══ SELECTION

Jan. 27 (Bloomberg) -- The judge overseeing Detroit’s bankruptcy has rejected a $165 million settlement between the city and the banks that provided the city with interest-rate swaps. This startling development raises fundamental issues about the fairness of the original deals and the quality of the advice Detroit received before, during and after the transactions.

Although bankers typically aren’t responsible for ensuring that their clients get the best deal possible (they usually have no presumed fiduciary duty), securities laws and regulations require that bankers deal with clients fairly. And while fairness must be evaluated on a case-by-case basis, to paraphrase former Supreme Court Justice Potter Stewart’s quip about pornography, we know how to recognize it when we see it.

So, one big unanswered question in this debate is: Where were the regulators? State and local governments are supposed to be protected from Wall Street’s aggressive practices by securities laws and regulations, particularly Rule G-17, issued by the Municipal Securities Rulemaking Board. This rule, known as fair dealing, says that bankers must treat clients fairly and prohibits any “deceptive, dishonest or unfair practice.” That “or” is important.

In the last decade, interest-rate swaps were a hot financial product in state and local governments and not-for-profit debt issuance, known as the municipal market. Time was, most municipal issuers would sell plain vanilla fixed-rate debt such as 30-year bonds to finance their projects. But beginning in the 1990s and accelerating in the early 2000s, bankers increasingly persuaded governments to forgo simplicity and adopt a more complex arrangement that promised to create a “synthetic fixed rate” well below the plain vanilla one that would supposedly save governments millions of dollars.

There was a catch, of course. Cities had to enter into a series of transactions to achieve the simple goal of low-cost fixed-rate financing. They had to issue a floating-rate bond, and then they often had to buy bond insurance, purchase other financial products, pay dealers an annual fee for those bonds and then enter into a fine print agreement to “swap” payments of the floating rate to pay the swap provider a fixed rate.

════

→ WRITTEN REQUEST:
Write out the whole Detroit swaps article word for word. Rely only on the article here and nothing else.

══ MATERIAL SUPPLIED

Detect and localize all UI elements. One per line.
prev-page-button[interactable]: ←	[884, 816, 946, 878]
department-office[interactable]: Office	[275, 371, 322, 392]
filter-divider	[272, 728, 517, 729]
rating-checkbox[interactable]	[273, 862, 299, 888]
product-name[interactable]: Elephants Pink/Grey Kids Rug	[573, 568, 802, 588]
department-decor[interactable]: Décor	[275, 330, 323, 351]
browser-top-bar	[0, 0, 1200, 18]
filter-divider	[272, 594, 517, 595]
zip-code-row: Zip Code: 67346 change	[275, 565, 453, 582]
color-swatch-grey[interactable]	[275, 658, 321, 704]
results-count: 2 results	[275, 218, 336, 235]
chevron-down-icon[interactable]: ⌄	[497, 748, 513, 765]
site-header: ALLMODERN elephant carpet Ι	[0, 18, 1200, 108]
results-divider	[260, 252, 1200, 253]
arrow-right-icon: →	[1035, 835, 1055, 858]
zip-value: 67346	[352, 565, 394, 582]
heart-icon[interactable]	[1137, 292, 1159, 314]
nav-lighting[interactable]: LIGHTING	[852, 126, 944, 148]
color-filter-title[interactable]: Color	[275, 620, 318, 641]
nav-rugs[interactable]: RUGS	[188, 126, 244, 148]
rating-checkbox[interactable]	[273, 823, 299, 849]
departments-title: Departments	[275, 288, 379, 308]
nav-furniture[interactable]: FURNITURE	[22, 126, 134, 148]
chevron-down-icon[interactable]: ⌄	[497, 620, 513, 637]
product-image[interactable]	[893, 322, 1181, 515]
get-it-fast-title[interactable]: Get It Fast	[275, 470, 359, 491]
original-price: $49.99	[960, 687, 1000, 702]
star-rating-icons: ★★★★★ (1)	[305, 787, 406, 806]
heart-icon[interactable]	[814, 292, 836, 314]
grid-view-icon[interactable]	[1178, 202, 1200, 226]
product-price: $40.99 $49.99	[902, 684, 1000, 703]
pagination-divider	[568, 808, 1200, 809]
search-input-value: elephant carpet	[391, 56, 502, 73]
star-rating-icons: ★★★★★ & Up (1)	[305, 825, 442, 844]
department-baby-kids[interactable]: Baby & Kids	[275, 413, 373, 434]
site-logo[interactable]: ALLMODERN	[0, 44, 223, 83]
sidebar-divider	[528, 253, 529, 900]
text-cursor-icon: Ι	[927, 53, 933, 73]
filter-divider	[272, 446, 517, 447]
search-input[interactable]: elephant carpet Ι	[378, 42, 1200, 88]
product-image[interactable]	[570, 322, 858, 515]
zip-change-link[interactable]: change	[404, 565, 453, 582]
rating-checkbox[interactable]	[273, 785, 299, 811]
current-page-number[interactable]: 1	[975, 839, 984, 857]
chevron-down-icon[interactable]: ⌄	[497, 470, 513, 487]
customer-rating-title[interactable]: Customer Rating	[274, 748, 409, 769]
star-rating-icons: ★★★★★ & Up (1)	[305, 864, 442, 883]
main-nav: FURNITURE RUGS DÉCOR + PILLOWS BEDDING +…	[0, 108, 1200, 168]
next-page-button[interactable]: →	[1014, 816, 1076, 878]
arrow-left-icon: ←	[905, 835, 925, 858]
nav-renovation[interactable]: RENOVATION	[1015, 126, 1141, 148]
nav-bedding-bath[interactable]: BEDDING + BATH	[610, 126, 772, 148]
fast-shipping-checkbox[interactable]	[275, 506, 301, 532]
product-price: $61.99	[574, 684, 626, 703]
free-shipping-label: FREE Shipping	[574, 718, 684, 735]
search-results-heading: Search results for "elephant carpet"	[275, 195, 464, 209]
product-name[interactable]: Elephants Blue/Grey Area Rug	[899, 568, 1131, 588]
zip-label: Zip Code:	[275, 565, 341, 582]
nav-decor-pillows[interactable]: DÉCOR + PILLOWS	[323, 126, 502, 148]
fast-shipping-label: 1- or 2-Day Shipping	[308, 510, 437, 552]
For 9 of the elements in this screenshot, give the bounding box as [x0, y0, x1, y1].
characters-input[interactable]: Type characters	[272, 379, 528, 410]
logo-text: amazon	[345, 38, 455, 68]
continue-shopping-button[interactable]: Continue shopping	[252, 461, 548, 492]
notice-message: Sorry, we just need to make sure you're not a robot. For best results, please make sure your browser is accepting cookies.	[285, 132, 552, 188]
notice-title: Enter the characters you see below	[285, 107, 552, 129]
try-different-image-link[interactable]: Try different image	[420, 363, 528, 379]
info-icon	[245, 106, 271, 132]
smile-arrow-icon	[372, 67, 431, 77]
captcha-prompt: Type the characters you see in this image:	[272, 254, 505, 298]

════

→ OUTPUT OF THE TASK:
Jan. 27 (Bloomberg) -- The judge overseeing Detroit’s bankruptcy has rejected a $165 million settlement between the city and the banks that provided the city with interest-rate swaps. This startling development raises fundamental issues about the fairness of the original deals and the quality of the advice Detroit received before, during and after the transactions.

Although bankers typically aren’t responsible for ensuring that their clients get the best deal possible (they usually have no presumed fiduciary duty), securities laws and regulations require that bankers deal with clients fairly. And while fairness must be evaluated on a case-by-case basis, to paraphrase former Supreme Court Justice Potter Stewart’s quip about pornography, we know how to recognize it when we see it.

So, one big unanswered question in this debate is: Where were the regulators? State and local governments are supposed to be protected from Wall Street’s aggressive practices by securities laws and regulations, particularly Rule G-17, issued by the Municipal Securities Rulemaking Board. This rule, known as fair dealing, says that bankers must treat clients fairly and prohibits any “deceptive, dishonest or unfair practice.” That “or” is important.

In the last decade, interest-rate swaps were a hot financial product in state and local governments and not-for-profit debt issuance, known as the municipal market. Time was, most municipal issuers would sell plain vanilla fixed-rate debt such as 30-year bonds to finance their projects. But beginning in the 1990s and accelerating in the early 2000s, bankers increasingly persuaded governments to forgo simplicity and adopt a more complex arrangement that promised to create a “synthetic fixed rate” well below the plain vanilla one that would supposedly save governments millions of dollars.

There was a catch, of course. Cities had to enter into a series of transactions to achieve the simple goal of low-cost fixed-rate financing. They had to issue a floating-rate bond, and then they often had to buy bond insurance, purchase other financial products, pay dealers an annual fee for those bonds and then enter into a fine print agreement to “swap” payments of the floating rate to pay the swap provider a fixed rate.